Print out each record below, unaltered and complete, without its images.

Items from a figure collection:

● ● ● ●

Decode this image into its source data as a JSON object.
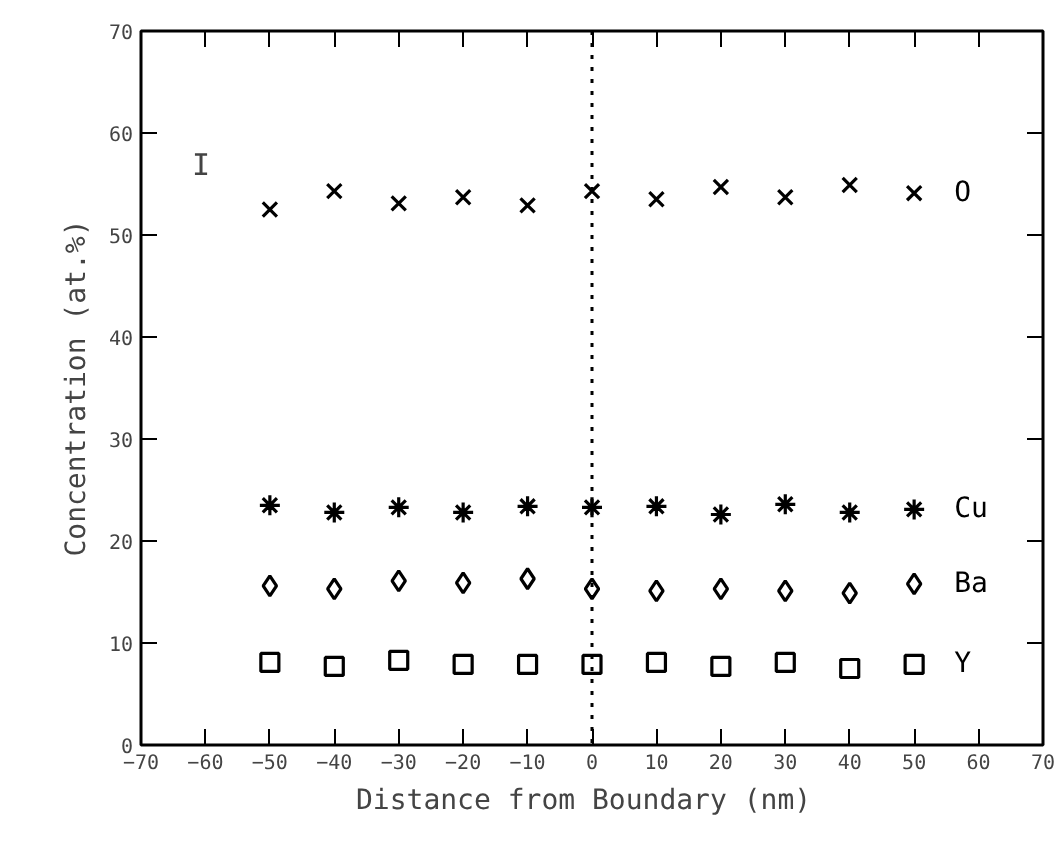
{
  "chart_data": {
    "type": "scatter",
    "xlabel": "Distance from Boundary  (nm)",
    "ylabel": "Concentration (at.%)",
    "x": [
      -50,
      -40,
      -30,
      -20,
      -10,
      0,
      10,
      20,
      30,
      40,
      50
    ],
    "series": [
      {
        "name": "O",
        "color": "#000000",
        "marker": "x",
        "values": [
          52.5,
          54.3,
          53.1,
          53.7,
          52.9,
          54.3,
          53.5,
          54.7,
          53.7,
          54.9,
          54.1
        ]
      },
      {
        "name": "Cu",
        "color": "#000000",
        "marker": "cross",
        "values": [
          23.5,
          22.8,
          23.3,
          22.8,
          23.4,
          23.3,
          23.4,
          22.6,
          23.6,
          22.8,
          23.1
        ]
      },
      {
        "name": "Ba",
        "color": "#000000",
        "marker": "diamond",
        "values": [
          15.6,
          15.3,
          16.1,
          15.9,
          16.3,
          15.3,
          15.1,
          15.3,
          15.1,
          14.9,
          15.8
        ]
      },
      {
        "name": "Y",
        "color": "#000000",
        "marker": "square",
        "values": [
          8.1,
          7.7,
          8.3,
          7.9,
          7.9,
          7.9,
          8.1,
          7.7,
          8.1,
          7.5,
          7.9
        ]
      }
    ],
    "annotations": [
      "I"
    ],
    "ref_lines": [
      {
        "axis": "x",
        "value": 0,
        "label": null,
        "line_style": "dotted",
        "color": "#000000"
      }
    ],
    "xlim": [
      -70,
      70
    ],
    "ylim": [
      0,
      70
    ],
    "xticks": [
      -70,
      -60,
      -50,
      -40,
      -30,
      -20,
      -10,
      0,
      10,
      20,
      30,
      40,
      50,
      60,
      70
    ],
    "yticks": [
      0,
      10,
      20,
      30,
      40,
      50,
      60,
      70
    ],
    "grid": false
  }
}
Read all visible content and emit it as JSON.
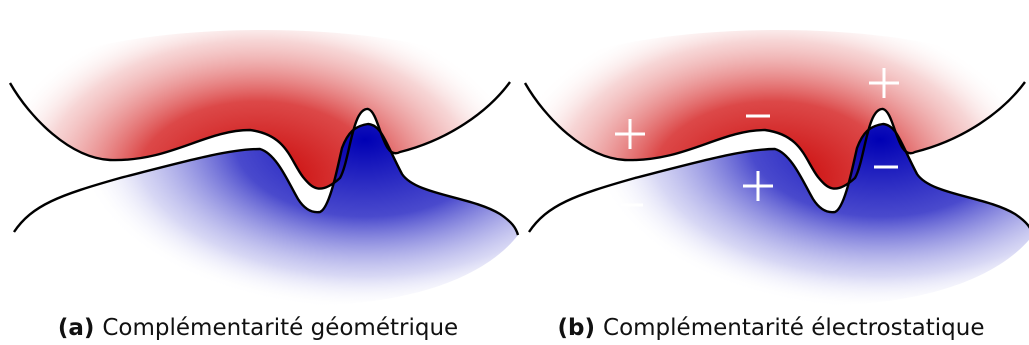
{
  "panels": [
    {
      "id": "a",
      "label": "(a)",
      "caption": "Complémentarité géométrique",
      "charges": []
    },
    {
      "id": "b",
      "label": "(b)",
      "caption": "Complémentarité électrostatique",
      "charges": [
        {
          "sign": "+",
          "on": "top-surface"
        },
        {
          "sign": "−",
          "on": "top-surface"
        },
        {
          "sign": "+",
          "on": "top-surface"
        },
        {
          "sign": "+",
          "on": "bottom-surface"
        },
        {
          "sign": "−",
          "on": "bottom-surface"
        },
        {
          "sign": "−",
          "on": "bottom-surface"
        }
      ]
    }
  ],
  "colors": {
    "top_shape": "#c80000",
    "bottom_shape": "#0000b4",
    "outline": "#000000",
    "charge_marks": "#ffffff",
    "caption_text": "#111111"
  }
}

● ● ● ●

(ANSWER FOR THIS EXERCISE):
Decode this image into its source data as a JSON object.
{
  "chart_data": {
    "type": "scatter",
    "xlabel": "Distance from Boundary  (nm)",
    "ylabel": "Concentration (at.%)",
    "x": [
      -50,
      -40,
      -30,
      -20,
      -10,
      0,
      10,
      20,
      30,
      40,
      50
    ],
    "series": [
      {
        "name": "O",
        "color": "#000000",
        "marker": "x",
        "values": [
          52.5,
          54.3,
          53.1,
          53.7,
          52.9,
          54.3,
          53.5,
          54.7,
          53.7,
          54.9,
          54.1
        ]
      },
      {
        "name": "Cu",
        "color": "#000000",
        "marker": "cross",
        "values": [
          23.5,
          22.8,
          23.3,
          22.8,
          23.4,
          23.3,
          23.4,
          22.6,
          23.6,
          22.8,
          23.1
        ]
      },
      {
        "name": "Ba",
        "color": "#000000",
        "marker": "diamond",
        "values": [
          15.6,
          15.3,
          16.1,
          15.9,
          16.3,
          15.3,
          15.1,
          15.3,
          15.1,
          14.9,
          15.8
        ]
      },
      {
        "name": "Y",
        "color": "#000000",
        "marker": "square",
        "values": [
          8.1,
          7.7,
          8.3,
          7.9,
          7.9,
          7.9,
          8.1,
          7.7,
          8.1,
          7.5,
          7.9
        ]
      }
    ],
    "annotations": [
      "I"
    ],
    "ref_lines": [
      {
        "axis": "x",
        "value": 0,
        "label": null,
        "line_style": "dotted",
        "color": "#000000"
      }
    ],
    "xlim": [
      -70,
      70
    ],
    "ylim": [
      0,
      70
    ],
    "xticks": [
      -70,
      -60,
      -50,
      -40,
      -30,
      -20,
      -10,
      0,
      10,
      20,
      30,
      40,
      50,
      60,
      70
    ],
    "yticks": [
      0,
      10,
      20,
      30,
      40,
      50,
      60,
      70
    ],
    "grid": false
  }
}
Read all visible content and emit it as JSON.
{
  "panels": [
    {
      "id": "a",
      "label": "(a)",
      "caption": "Complémentarité géométrique",
      "charges": []
    },
    {
      "id": "b",
      "label": "(b)",
      "caption": "Complémentarité électrostatique",
      "charges": [
        {
          "sign": "+",
          "on": "top-surface"
        },
        {
          "sign": "−",
          "on": "top-surface"
        },
        {
          "sign": "+",
          "on": "top-surface"
        },
        {
          "sign": "+",
          "on": "bottom-surface"
        },
        {
          "sign": "−",
          "on": "bottom-surface"
        },
        {
          "sign": "−",
          "on": "bottom-surface"
        }
      ]
    }
  ],
  "colors": {
    "top_shape": "#c80000",
    "bottom_shape": "#0000b4",
    "outline": "#000000",
    "charge_marks": "#ffffff",
    "caption_text": "#111111"
  }
}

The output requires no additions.